Set task: Write the entries below out again exactly; any picture in them stays out.

◆ ◆ ◆ ◆ ◆ ◆ ◆

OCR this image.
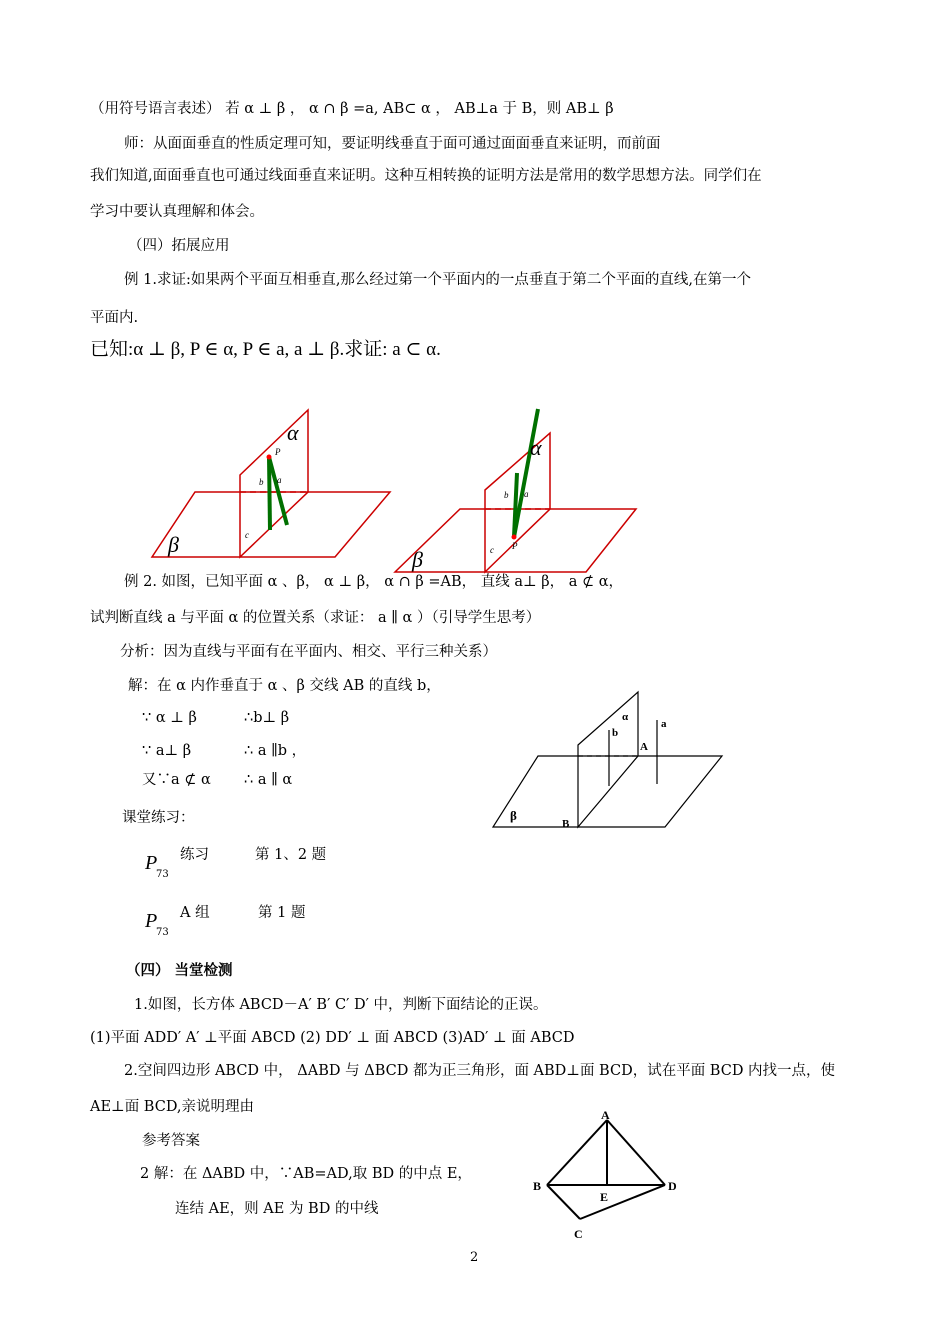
（用符号语言表述） 若 α ⊥ β ， α ∩ β =a, AB⊂ α ， AB⊥a 于 B，则 AB⊥ β
师：从面面垂直的性质定理可知，要证明线垂直于面可通过面面垂直来证明，而前面
我们知道,面面垂直也可通过线面垂直来证明。这种互相转换的证明方法是常用的数学思想方法。同学们在
学习中要认真理解和体会。
（四）拓展应用
例 1.求证:如果两个平面互相垂直,那么经过第一个平面内的一点垂直于第二个平面的直线,在第一个
平面内.
已知:α ⊥ β, P ∈ α, P ∈ a, a ⊥ β.求证: a ⊂ α.
α
β
P
b a
c
α
β
P
b a
c
例 2. 如图，已知平面 α 、β， α ⊥ β， α ∩ β =AB， 直线 a⊥ β， a ⊄ α，
试判断直线 a 与平面 α 的位置关系（求证： a ∥ α ）（引导学生思考）
分析：因为直线与平面有在平面内、相交、平行三种关系）
解：在 α 内作垂直于 α 、β 交线 AB 的直线 b，
∵ α ⊥ β	∴b⊥ β
∵ a⊥ β	∴ a ∥b ，
又∵a ⊄ α ∴ a ∥ α
α
b
a
A
β
B
课堂练习：
P
73
练习	第 1、2 题
P
73
A 组	第 1 题
（四） 当堂检测
1.如图，长方体 ABCD－A′ B′ C′ D′ 中，判断下面结论的正误。
(1)平面 ADD′ A′ ⊥平面 ABCD (2) DD′ ⊥ 面 ABCD (3)AD′ ⊥ 面 ABCD
2.空间四边形 ABCD 中， ΔABD 与 ΔBCD 都为正三角形，面 ABD⊥面 BCD，试在平面 BCD 内找一点，使
AE⊥面 BCD,亲说明理由
参考答案
2 解：在 ΔABD 中，∵AB=AD,取 BD 的中点 E，
连结 AE，则 AE 为 BD 的中线
A
B
E
D
C
2
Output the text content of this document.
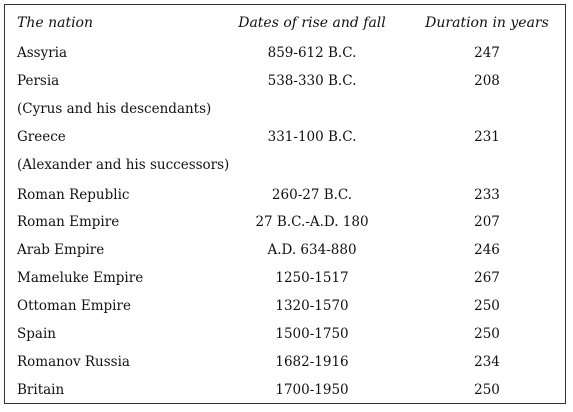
The nation	Dates of rise and fall	Duration in years
Assyria	859-612 B.C.	247
Persia	538-330 B.C.	208
(Cyrus and his descendants)
Greece	331-100 B.C.	231
(Alexander and his successors)
Roman Republic	260-27 B.C.	233
Roman Empire	27 B.C.-A.D. 180	207
Arab Empire	A.D. 634-880	246
Mameluke Empire	1250-1517	267
Ottoman Empire	1320-1570	250
Spain	1500-1750	250
Romanov Russia	1682-1916	234
Britain	1700-1950	250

◆ ◆ ◆ ◆ ◆ ◆ ◆

Reply to the exercise:
OCR this image.
（用符号语言表述） 若 α ⊥ β ， α ∩ β =a, AB⊂ α ， AB⊥a 于 B，则 AB⊥ β
师：从面面垂直的性质定理可知，要证明线垂直于面可通过面面垂直来证明，而前面
我们知道,面面垂直也可通过线面垂直来证明。这种互相转换的证明方法是常用的数学思想方法。同学们在
学习中要认真理解和体会。
（四）拓展应用
例 1.求证:如果两个平面互相垂直,那么经过第一个平面内的一点垂直于第二个平面的直线,在第一个
平面内.
已知:α ⊥ β, P ∈ α, P ∈ a, a ⊥ β.求证: a ⊂ α.
α
β
P
b a
c
α
β
P
b a
c
例 2. 如图，已知平面 α 、β， α ⊥ β， α ∩ β =AB， 直线 a⊥ β， a ⊄ α，
试判断直线 a 与平面 α 的位置关系（求证： a ∥ α ）（引导学生思考）
分析：因为直线与平面有在平面内、相交、平行三种关系）
解：在 α 内作垂直于 α 、β 交线 AB 的直线 b，
∵ α ⊥ β	∴b⊥ β
∵ a⊥ β	∴ a ∥b ，
又∵a ⊄ α ∴ a ∥ α
α
b
a
A
β
B
课堂练习：
P
73
练习	第 1、2 题
P
73
A 组	第 1 题
（四） 当堂检测
1.如图，长方体 ABCD－A′ B′ C′ D′ 中，判断下面结论的正误。
(1)平面 ADD′ A′ ⊥平面 ABCD (2) DD′ ⊥ 面 ABCD (3)AD′ ⊥ 面 ABCD
2.空间四边形 ABCD 中， ΔABD 与 ΔBCD 都为正三角形，面 ABD⊥面 BCD，试在平面 BCD 内找一点，使
AE⊥面 BCD,亲说明理由
参考答案
2 解：在 ΔABD 中，∵AB=AD,取 BD 的中点 E，
连结 AE，则 AE 为 BD 的中线
A
B
E
D
C
2
Output the text content of this document.
The nation	Dates of rise and fall	Duration in years
Assyria	859-612 B.C.	247
Persia	538-330 B.C.	208
(Cyrus and his descendants)
Greece	331-100 B.C.	231
(Alexander and his successors)
Roman Republic	260-27 B.C.	233
Roman Empire	27 B.C.-A.D. 180	207
Arab Empire	A.D. 634-880	246
Mameluke Empire	1250-1517	267
Ottoman Empire	1320-1570	250
Spain	1500-1750	250
Romanov Russia	1682-1916	234
Britain	1700-1950	250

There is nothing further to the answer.